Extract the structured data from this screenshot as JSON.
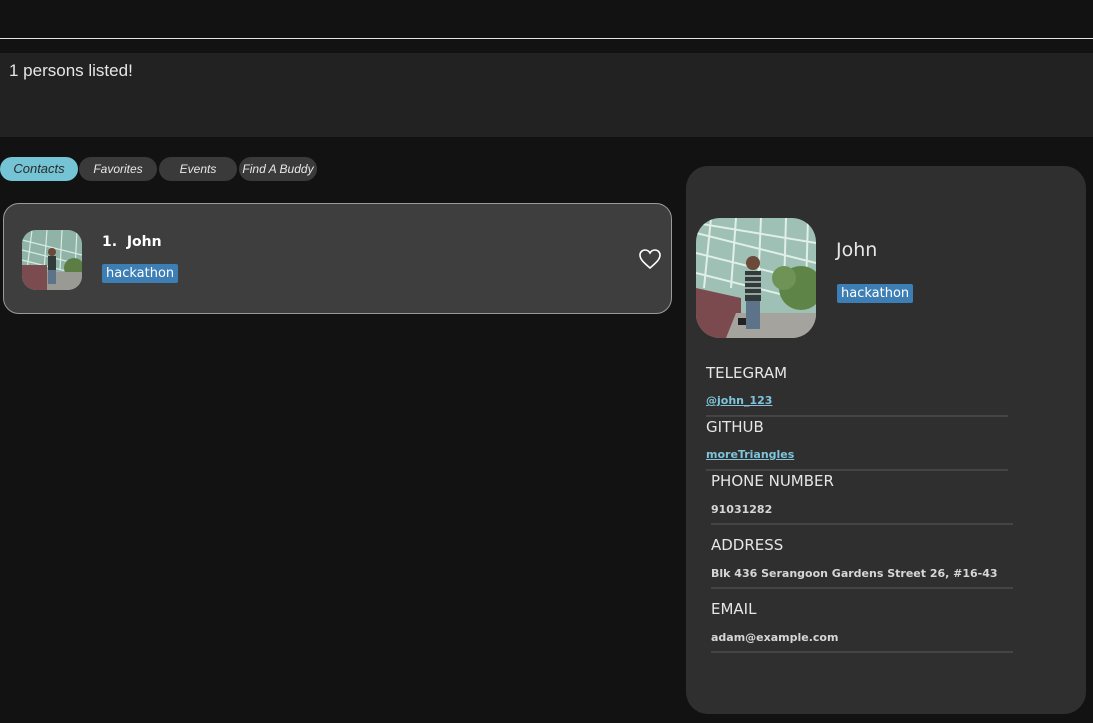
{
  "result": {
    "message": "1 persons listed!"
  },
  "tabs": [
    {
      "label": "Contacts",
      "active": true
    },
    {
      "label": "Favorites",
      "active": false
    },
    {
      "label": "Events",
      "active": false
    },
    {
      "label": "Find A Buddy",
      "active": false
    }
  ],
  "list": {
    "items": [
      {
        "index": "1.",
        "name": "John",
        "tag": "hackathon"
      }
    ]
  },
  "detail": {
    "name": "John",
    "tag": "hackathon",
    "telegram_label": "TELEGRAM",
    "telegram_value": "@john_123",
    "github_label": "GITHUB",
    "github_value": "moreTriangles",
    "phone_label": "PHONE NUMBER",
    "phone_value": "91031282",
    "address_label": "ADDRESS",
    "address_value": "Blk 436 Serangoon Gardens Street 26, #16-43",
    "email_label": "EMAIL",
    "email_value": "adam@example.com"
  },
  "colors": {
    "accent": "#74c4d6",
    "tag": "#3d7fb5",
    "panel": "#2f2f2f",
    "card": "#3e3e3e"
  }
}
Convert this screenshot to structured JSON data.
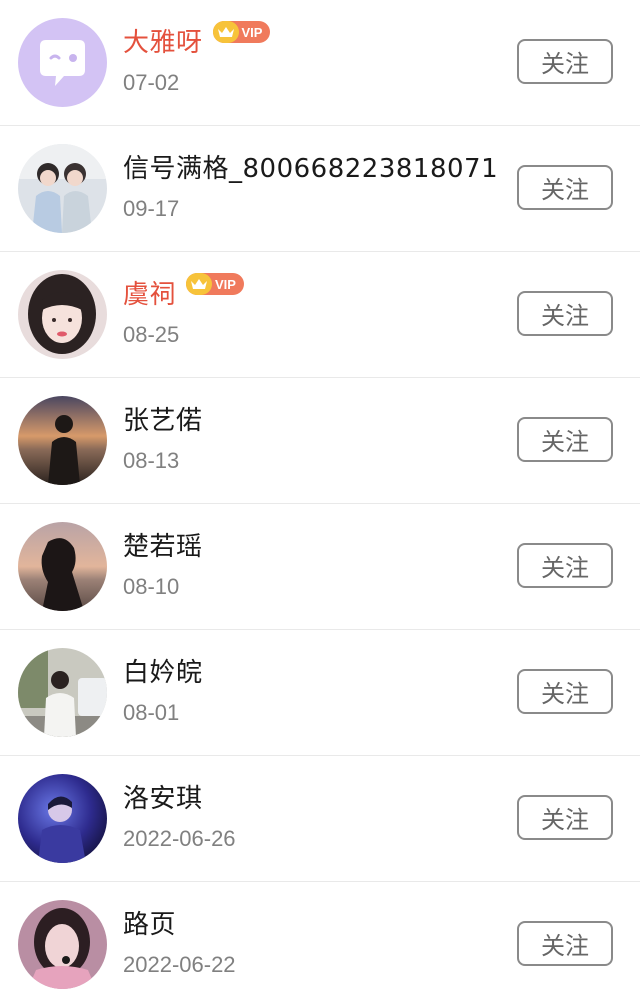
{
  "users": [
    {
      "name": "大雅呀",
      "vip": true,
      "vip_label": "VIP",
      "date": "07-02",
      "button": "关注",
      "avatar_icon": "chat-bubble-face-icon"
    },
    {
      "name": "信号满格_800668223818071",
      "vip": false,
      "date": "09-17",
      "button": "关注",
      "avatar_icon": "couple-photo"
    },
    {
      "name": "虞祠",
      "vip": true,
      "vip_label": "VIP",
      "date": "08-25",
      "button": "关注",
      "avatar_icon": "girl-portrait-photo"
    },
    {
      "name": "张艺偌",
      "vip": false,
      "date": "08-13",
      "button": "关注",
      "avatar_icon": "sunset-silhouette-photo"
    },
    {
      "name": "楚若瑶",
      "vip": false,
      "date": "08-10",
      "button": "关注",
      "avatar_icon": "beach-silhouette-photo"
    },
    {
      "name": "白妗皖",
      "vip": false,
      "date": "08-01",
      "button": "关注",
      "avatar_icon": "street-boy-photo"
    },
    {
      "name": "洛安琪",
      "vip": false,
      "date": "2022-06-26",
      "button": "关注",
      "avatar_icon": "stage-blue-photo"
    },
    {
      "name": "路页",
      "vip": false,
      "date": "2022-06-22",
      "button": "关注",
      "avatar_icon": "singer-pink-photo"
    }
  ],
  "colors": {
    "vip_name": "#e4513d",
    "vip_badge": "#f07a5c",
    "crown": "#f7c33a",
    "date": "#808080",
    "button_border": "#8a8a8a",
    "divider": "#e9e9e9"
  }
}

^^^^^^^^^^^^^^^^

Take the data above and repeat it exactly, leaving each picture out.

Extract the structured data from this screenshot as JSON.
{
  "result": {
    "message": "1 persons listed!"
  },
  "tabs": [
    {
      "label": "Contacts",
      "active": true
    },
    {
      "label": "Favorites",
      "active": false
    },
    {
      "label": "Events",
      "active": false
    },
    {
      "label": "Find A Buddy",
      "active": false
    }
  ],
  "list": {
    "items": [
      {
        "index": "1.",
        "name": "John",
        "tag": "hackathon"
      }
    ]
  },
  "detail": {
    "name": "John",
    "tag": "hackathon",
    "telegram_label": "TELEGRAM",
    "telegram_value": "@john_123",
    "github_label": "GITHUB",
    "github_value": "moreTriangles",
    "phone_label": "PHONE NUMBER",
    "phone_value": "91031282",
    "address_label": "ADDRESS",
    "address_value": "Blk 436 Serangoon Gardens Street 26, #16-43",
    "email_label": "EMAIL",
    "email_value": "adam@example.com"
  },
  "colors": {
    "accent": "#74c4d6",
    "tag": "#3d7fb5",
    "panel": "#2f2f2f",
    "card": "#3e3e3e"
  }
}
Convert this screenshot to structured JSON data.
{
  "users": [
    {
      "name": "大雅呀",
      "vip": true,
      "vip_label": "VIP",
      "date": "07-02",
      "button": "关注",
      "avatar_icon": "chat-bubble-face-icon"
    },
    {
      "name": "信号满格_800668223818071",
      "vip": false,
      "date": "09-17",
      "button": "关注",
      "avatar_icon": "couple-photo"
    },
    {
      "name": "虞祠",
      "vip": true,
      "vip_label": "VIP",
      "date": "08-25",
      "button": "关注",
      "avatar_icon": "girl-portrait-photo"
    },
    {
      "name": "张艺偌",
      "vip": false,
      "date": "08-13",
      "button": "关注",
      "avatar_icon": "sunset-silhouette-photo"
    },
    {
      "name": "楚若瑶",
      "vip": false,
      "date": "08-10",
      "button": "关注",
      "avatar_icon": "beach-silhouette-photo"
    },
    {
      "name": "白妗皖",
      "vip": false,
      "date": "08-01",
      "button": "关注",
      "avatar_icon": "street-boy-photo"
    },
    {
      "name": "洛安琪",
      "vip": false,
      "date": "2022-06-26",
      "button": "关注",
      "avatar_icon": "stage-blue-photo"
    },
    {
      "name": "路页",
      "vip": false,
      "date": "2022-06-22",
      "button": "关注",
      "avatar_icon": "singer-pink-photo"
    }
  ],
  "colors": {
    "vip_name": "#e4513d",
    "vip_badge": "#f07a5c",
    "crown": "#f7c33a",
    "date": "#808080",
    "button_border": "#8a8a8a",
    "divider": "#e9e9e9"
  }
}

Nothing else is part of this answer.